◆ **GIVEN INSTRUCTION**
Return all of the entries word for word, but omit the pictures they contain.
══════
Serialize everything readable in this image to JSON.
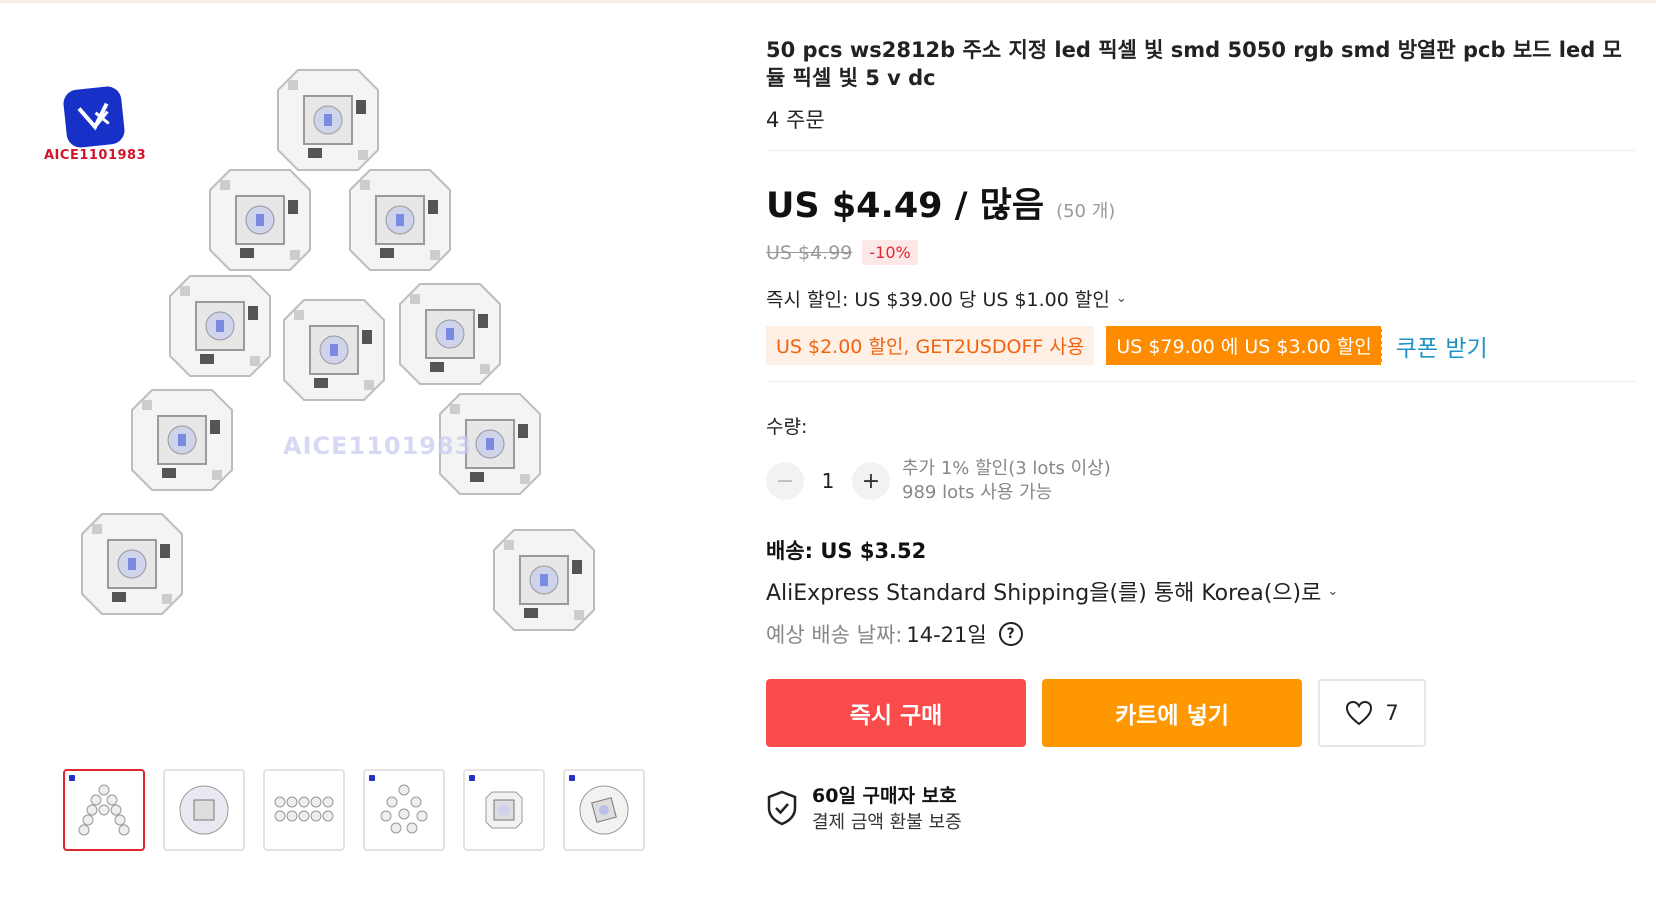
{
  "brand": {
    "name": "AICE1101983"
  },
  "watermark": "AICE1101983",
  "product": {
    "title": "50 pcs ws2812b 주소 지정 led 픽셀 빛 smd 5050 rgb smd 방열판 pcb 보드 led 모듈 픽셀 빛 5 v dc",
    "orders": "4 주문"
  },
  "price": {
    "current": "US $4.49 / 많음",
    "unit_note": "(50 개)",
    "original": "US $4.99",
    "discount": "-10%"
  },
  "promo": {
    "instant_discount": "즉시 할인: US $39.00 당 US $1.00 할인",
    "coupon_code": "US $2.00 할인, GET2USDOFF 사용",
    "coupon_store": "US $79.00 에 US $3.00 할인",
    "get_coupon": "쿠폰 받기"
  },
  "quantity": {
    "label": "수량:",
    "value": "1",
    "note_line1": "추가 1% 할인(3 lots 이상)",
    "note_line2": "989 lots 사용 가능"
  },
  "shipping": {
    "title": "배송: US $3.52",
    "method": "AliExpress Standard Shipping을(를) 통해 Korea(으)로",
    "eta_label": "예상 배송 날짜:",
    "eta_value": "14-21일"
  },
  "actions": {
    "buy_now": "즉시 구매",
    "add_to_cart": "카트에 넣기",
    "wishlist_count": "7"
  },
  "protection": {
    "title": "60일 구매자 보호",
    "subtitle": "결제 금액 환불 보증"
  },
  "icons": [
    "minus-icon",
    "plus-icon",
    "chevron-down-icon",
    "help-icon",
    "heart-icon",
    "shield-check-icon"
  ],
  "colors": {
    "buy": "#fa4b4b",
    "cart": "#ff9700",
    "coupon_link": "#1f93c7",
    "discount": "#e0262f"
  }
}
══════
◆ **FULL RESPONSE**
Serialize everything readable in this image to JSON.
{
  "brand": {
    "name": "AICE1101983"
  },
  "watermark": "AICE1101983",
  "product": {
    "title": "50 pcs ws2812b 주소 지정 led 픽셀 빛 smd 5050 rgb smd 방열판 pcb 보드 led 모듈 픽셀 빛 5 v dc",
    "orders": "4 주문"
  },
  "price": {
    "current": "US $4.49 / 많음",
    "unit_note": "(50 개)",
    "original": "US $4.99",
    "discount": "-10%"
  },
  "promo": {
    "instant_discount": "즉시 할인: US $39.00 당 US $1.00 할인",
    "coupon_code": "US $2.00 할인, GET2USDOFF 사용",
    "coupon_store": "US $79.00 에 US $3.00 할인",
    "get_coupon": "쿠폰 받기"
  },
  "quantity": {
    "label": "수량:",
    "value": "1",
    "note_line1": "추가 1% 할인(3 lots 이상)",
    "note_line2": "989 lots 사용 가능"
  },
  "shipping": {
    "title": "배송: US $3.52",
    "method": "AliExpress Standard Shipping을(를) 통해 Korea(으)로",
    "eta_label": "예상 배송 날짜:",
    "eta_value": "14-21일"
  },
  "actions": {
    "buy_now": "즉시 구매",
    "add_to_cart": "카트에 넣기",
    "wishlist_count": "7"
  },
  "protection": {
    "title": "60일 구매자 보호",
    "subtitle": "결제 금액 환불 보증"
  },
  "icons": [
    "minus-icon",
    "plus-icon",
    "chevron-down-icon",
    "help-icon",
    "heart-icon",
    "shield-check-icon"
  ],
  "colors": {
    "buy": "#fa4b4b",
    "cart": "#ff9700",
    "coupon_link": "#1f93c7",
    "discount": "#e0262f"
  }
}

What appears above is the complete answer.